>> begin

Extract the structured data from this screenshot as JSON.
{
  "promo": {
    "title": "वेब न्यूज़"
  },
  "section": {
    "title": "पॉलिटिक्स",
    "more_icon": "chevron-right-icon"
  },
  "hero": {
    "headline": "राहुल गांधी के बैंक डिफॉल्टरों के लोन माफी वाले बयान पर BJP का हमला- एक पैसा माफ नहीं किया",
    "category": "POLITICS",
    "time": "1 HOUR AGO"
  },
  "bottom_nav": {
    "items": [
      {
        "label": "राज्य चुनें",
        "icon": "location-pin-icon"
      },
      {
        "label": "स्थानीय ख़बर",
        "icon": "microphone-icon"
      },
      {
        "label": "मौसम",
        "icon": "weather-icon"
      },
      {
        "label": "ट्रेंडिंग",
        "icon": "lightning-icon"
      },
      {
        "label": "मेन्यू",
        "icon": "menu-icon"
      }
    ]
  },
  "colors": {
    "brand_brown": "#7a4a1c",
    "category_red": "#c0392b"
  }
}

>> end

Using the listing above, state the number of lines that hold "label", with no other text.

Solution for this task:
5